Written request: Transcribe the full listing below exactly.

*** Data

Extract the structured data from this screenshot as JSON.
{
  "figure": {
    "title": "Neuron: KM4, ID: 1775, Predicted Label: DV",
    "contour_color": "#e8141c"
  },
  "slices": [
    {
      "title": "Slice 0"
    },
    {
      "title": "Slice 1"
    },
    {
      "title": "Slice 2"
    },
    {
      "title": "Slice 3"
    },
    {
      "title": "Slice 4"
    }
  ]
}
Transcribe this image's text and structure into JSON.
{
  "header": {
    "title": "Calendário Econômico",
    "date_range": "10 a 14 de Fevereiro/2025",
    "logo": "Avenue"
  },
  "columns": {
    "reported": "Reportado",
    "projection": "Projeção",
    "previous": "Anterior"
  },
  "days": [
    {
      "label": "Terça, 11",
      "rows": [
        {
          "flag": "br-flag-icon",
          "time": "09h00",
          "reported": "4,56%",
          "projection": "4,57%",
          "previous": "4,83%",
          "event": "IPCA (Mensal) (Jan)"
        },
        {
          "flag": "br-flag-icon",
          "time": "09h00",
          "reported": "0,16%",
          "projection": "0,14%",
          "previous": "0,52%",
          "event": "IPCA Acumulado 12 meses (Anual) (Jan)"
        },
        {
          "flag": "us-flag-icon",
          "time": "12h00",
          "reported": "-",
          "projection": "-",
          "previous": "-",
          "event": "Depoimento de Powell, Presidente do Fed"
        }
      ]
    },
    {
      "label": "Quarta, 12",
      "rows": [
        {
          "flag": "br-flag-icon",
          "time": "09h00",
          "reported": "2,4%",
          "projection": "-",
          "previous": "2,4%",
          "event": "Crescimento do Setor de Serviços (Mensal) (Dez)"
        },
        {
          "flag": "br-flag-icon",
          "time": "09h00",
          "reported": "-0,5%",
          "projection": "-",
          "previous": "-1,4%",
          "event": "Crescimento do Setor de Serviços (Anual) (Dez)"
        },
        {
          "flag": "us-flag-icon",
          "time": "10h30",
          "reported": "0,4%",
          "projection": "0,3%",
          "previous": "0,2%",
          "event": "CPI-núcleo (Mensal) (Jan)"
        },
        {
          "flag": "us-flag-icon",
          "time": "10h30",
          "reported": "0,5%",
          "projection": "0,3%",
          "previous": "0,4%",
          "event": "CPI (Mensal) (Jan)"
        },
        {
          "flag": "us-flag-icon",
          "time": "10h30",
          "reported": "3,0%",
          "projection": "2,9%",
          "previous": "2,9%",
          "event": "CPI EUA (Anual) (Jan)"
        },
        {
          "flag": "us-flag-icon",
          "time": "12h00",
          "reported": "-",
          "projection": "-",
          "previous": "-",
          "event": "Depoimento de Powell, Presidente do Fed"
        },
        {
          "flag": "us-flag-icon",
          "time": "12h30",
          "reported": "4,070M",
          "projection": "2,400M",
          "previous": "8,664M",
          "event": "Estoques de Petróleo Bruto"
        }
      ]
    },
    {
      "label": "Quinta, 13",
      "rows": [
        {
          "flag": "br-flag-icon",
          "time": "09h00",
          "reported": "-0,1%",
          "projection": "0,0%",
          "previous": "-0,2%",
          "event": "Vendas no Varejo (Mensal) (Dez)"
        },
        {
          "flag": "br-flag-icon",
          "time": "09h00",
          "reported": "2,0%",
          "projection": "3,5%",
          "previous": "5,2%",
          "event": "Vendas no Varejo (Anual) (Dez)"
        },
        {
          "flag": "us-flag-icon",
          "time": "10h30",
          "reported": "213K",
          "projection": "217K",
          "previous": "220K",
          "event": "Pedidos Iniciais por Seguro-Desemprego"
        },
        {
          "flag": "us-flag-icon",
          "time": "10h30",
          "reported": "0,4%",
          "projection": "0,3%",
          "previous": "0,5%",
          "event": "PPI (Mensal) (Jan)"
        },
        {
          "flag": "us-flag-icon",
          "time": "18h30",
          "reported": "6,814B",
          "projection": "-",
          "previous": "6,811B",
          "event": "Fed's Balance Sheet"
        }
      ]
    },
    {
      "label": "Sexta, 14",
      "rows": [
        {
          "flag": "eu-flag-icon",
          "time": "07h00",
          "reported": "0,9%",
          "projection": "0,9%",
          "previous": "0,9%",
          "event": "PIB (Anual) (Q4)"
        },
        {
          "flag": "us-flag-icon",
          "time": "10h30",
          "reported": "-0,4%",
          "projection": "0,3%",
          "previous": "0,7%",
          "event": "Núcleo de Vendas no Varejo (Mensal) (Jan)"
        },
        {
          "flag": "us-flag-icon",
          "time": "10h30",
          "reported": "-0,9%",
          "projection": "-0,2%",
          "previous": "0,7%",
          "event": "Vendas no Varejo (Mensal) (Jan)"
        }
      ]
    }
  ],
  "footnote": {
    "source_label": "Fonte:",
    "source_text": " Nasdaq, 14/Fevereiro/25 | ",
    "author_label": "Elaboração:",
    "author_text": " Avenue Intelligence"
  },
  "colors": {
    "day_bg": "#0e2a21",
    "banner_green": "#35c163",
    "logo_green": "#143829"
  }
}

******

Full solution:
Extract the structured data from this screenshot as JSON.
{
  "figure": {
    "title": "Neuron: KM4, ID: 1775, Predicted Label: DV",
    "contour_color": "#e8141c"
  },
  "slices": [
    {
      "title": "Slice 0"
    },
    {
      "title": "Slice 1"
    },
    {
      "title": "Slice 2"
    },
    {
      "title": "Slice 3"
    },
    {
      "title": "Slice 4"
    }
  ]
}
Transcribe this image's text and structure into JSON.
{
  "header": {
    "title": "Calendário Econômico",
    "date_range": "10 a 14 de Fevereiro/2025",
    "logo": "Avenue"
  },
  "columns": {
    "reported": "Reportado",
    "projection": "Projeção",
    "previous": "Anterior"
  },
  "days": [
    {
      "label": "Terça, 11",
      "rows": [
        {
          "flag": "br-flag-icon",
          "time": "09h00",
          "reported": "4,56%",
          "projection": "4,57%",
          "previous": "4,83%",
          "event": "IPCA (Mensal) (Jan)"
        },
        {
          "flag": "br-flag-icon",
          "time": "09h00",
          "reported": "0,16%",
          "projection": "0,14%",
          "previous": "0,52%",
          "event": "IPCA Acumulado 12 meses (Anual) (Jan)"
        },
        {
          "flag": "us-flag-icon",
          "time": "12h00",
          "reported": "-",
          "projection": "-",
          "previous": "-",
          "event": "Depoimento de Powell, Presidente do Fed"
        }
      ]
    },
    {
      "label": "Quarta, 12",
      "rows": [
        {
          "flag": "br-flag-icon",
          "time": "09h00",
          "reported": "2,4%",
          "projection": "-",
          "previous": "2,4%",
          "event": "Crescimento do Setor de Serviços (Mensal) (Dez)"
        },
        {
          "flag": "br-flag-icon",
          "time": "09h00",
          "reported": "-0,5%",
          "projection": "-",
          "previous": "-1,4%",
          "event": "Crescimento do Setor de Serviços (Anual) (Dez)"
        },
        {
          "flag": "us-flag-icon",
          "time": "10h30",
          "reported": "0,4%",
          "projection": "0,3%",
          "previous": "0,2%",
          "event": "CPI-núcleo (Mensal) (Jan)"
        },
        {
          "flag": "us-flag-icon",
          "time": "10h30",
          "reported": "0,5%",
          "projection": "0,3%",
          "previous": "0,4%",
          "event": "CPI (Mensal) (Jan)"
        },
        {
          "flag": "us-flag-icon",
          "time": "10h30",
          "reported": "3,0%",
          "projection": "2,9%",
          "previous": "2,9%",
          "event": "CPI EUA (Anual) (Jan)"
        },
        {
          "flag": "us-flag-icon",
          "time": "12h00",
          "reported": "-",
          "projection": "-",
          "previous": "-",
          "event": "Depoimento de Powell, Presidente do Fed"
        },
        {
          "flag": "us-flag-icon",
          "time": "12h30",
          "reported": "4,070M",
          "projection": "2,400M",
          "previous": "8,664M",
          "event": "Estoques de Petróleo Bruto"
        }
      ]
    },
    {
      "label": "Quinta, 13",
      "rows": [
        {
          "flag": "br-flag-icon",
          "time": "09h00",
          "reported": "-0,1%",
          "projection": "0,0%",
          "previous": "-0,2%",
          "event": "Vendas no Varejo (Mensal) (Dez)"
        },
        {
          "flag": "br-flag-icon",
          "time": "09h00",
          "reported": "2,0%",
          "projection": "3,5%",
          "previous": "5,2%",
          "event": "Vendas no Varejo (Anual) (Dez)"
        },
        {
          "flag": "us-flag-icon",
          "time": "10h30",
          "reported": "213K",
          "projection": "217K",
          "previous": "220K",
          "event": "Pedidos Iniciais por Seguro-Desemprego"
        },
        {
          "flag": "us-flag-icon",
          "time": "10h30",
          "reported": "0,4%",
          "projection": "0,3%",
          "previous": "0,5%",
          "event": "PPI (Mensal) (Jan)"
        },
        {
          "flag": "us-flag-icon",
          "time": "18h30",
          "reported": "6,814B",
          "projection": "-",
          "previous": "6,811B",
          "event": "Fed's Balance Sheet"
        }
      ]
    },
    {
      "label": "Sexta, 14",
      "rows": [
        {
          "flag": "eu-flag-icon",
          "time": "07h00",
          "reported": "0,9%",
          "projection": "0,9%",
          "previous": "0,9%",
          "event": "PIB (Anual) (Q4)"
        },
        {
          "flag": "us-flag-icon",
          "time": "10h30",
          "reported": "-0,4%",
          "projection": "0,3%",
          "previous": "0,7%",
          "event": "Núcleo de Vendas no Varejo (Mensal) (Jan)"
        },
        {
          "flag": "us-flag-icon",
          "time": "10h30",
          "reported": "-0,9%",
          "projection": "-0,2%",
          "previous": "0,7%",
          "event": "Vendas no Varejo (Mensal) (Jan)"
        }
      ]
    }
  ],
  "footnote": {
    "source_label": "Fonte:",
    "source_text": " Nasdaq, 14/Fevereiro/25 | ",
    "author_label": "Elaboração:",
    "author_text": " Avenue Intelligence"
  },
  "colors": {
    "day_bg": "#0e2a21",
    "banner_green": "#35c163",
    "logo_green": "#143829"
  }
}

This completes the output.